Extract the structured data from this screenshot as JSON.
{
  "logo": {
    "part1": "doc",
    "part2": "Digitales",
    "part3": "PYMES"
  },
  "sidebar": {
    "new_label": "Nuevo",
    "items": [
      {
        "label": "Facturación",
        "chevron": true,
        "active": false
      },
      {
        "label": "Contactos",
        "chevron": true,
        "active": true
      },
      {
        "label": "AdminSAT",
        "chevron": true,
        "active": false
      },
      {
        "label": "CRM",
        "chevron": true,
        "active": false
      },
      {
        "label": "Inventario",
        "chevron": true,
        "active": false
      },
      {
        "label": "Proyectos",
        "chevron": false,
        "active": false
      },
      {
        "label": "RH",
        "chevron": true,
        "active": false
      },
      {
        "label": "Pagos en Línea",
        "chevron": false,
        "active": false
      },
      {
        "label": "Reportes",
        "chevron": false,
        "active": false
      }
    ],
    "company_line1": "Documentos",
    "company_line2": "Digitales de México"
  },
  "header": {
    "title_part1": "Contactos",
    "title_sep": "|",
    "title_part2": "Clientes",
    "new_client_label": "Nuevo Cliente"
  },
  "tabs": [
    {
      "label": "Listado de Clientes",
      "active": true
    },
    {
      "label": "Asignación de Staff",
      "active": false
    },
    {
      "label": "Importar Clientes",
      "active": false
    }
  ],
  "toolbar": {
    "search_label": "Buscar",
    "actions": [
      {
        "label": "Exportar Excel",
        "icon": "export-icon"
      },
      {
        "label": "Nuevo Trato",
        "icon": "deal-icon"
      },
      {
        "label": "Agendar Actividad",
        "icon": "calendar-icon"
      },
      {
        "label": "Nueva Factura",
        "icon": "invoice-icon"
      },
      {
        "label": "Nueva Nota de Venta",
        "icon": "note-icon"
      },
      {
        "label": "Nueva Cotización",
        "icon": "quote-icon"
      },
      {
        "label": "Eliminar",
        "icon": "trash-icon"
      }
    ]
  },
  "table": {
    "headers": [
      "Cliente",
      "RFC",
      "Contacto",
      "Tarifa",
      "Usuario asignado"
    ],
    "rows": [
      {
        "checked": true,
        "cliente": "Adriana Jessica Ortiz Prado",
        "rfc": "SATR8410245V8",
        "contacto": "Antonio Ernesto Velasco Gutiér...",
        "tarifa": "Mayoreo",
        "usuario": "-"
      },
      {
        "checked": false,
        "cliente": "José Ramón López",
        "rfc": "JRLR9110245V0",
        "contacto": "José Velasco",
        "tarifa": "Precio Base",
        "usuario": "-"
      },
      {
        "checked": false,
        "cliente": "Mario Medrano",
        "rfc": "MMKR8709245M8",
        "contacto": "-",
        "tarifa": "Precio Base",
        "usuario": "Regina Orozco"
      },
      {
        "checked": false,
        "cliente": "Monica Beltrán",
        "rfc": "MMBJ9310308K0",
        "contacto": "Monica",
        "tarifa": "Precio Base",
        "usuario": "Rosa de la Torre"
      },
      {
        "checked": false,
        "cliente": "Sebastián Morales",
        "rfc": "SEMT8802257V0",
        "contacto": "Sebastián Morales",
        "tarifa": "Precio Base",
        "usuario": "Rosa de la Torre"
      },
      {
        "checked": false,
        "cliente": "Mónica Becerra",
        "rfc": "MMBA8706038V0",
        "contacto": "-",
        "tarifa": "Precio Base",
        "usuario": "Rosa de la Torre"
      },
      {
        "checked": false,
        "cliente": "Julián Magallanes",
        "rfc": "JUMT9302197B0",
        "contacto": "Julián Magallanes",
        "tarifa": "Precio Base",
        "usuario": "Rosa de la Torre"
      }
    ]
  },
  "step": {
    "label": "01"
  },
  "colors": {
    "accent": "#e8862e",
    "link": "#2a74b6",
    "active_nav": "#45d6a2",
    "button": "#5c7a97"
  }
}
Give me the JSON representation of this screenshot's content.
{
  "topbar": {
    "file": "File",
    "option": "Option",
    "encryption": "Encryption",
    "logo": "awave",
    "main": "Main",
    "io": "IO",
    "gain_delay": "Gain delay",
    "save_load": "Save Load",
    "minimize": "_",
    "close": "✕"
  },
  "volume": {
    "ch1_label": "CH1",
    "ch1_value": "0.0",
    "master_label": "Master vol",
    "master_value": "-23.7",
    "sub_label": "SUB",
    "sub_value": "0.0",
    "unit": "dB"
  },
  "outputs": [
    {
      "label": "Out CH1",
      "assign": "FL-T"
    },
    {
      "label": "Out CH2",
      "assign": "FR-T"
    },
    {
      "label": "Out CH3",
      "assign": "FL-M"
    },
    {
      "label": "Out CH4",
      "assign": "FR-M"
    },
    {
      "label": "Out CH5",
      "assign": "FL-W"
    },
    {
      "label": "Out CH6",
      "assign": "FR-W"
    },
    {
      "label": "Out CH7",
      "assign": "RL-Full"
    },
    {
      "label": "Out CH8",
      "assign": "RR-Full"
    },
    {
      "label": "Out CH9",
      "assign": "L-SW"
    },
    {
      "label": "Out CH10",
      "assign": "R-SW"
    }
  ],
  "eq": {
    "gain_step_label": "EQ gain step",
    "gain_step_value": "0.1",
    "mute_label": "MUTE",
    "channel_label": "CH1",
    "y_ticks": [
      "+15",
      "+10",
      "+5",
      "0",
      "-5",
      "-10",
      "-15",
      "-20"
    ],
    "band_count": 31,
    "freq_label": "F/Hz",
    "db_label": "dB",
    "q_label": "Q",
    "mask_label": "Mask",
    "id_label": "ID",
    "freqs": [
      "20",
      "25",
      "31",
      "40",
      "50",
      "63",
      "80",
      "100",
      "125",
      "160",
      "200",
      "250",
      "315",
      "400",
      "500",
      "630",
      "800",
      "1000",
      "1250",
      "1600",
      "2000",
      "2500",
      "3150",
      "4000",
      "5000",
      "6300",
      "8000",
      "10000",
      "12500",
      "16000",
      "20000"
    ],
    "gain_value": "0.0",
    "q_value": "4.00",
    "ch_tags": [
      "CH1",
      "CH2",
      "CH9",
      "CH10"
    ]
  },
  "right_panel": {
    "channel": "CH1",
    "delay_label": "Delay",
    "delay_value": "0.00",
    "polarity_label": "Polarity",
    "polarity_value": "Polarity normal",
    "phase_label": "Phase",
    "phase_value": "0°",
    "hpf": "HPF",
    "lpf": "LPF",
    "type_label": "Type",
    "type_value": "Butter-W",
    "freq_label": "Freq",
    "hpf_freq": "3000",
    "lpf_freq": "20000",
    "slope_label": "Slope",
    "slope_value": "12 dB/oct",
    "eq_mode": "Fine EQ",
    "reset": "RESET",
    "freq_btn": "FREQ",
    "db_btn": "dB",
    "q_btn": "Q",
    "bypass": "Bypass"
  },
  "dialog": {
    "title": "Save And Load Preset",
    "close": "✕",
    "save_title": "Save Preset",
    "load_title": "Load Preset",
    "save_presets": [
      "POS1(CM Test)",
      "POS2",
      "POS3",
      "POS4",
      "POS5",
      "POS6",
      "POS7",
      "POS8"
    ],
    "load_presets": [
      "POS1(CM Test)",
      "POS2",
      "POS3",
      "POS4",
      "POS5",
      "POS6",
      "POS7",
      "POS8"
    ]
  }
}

(PROBLEM TO SOLVE): Show every line that contains the word "assign".

(OUTPUT FOR THIS TASK):
      "assign": "FL-T"
      "assign": "FR-T"
      "assign": "FL-M"
      "assign": "FR-M"
      "assign": "FL-W"
      "assign": "FR-W"
      "assign": "RL-Full"
      "assign": "RR-Full"
      "assign": "L-SW"
      "assign": "R-SW"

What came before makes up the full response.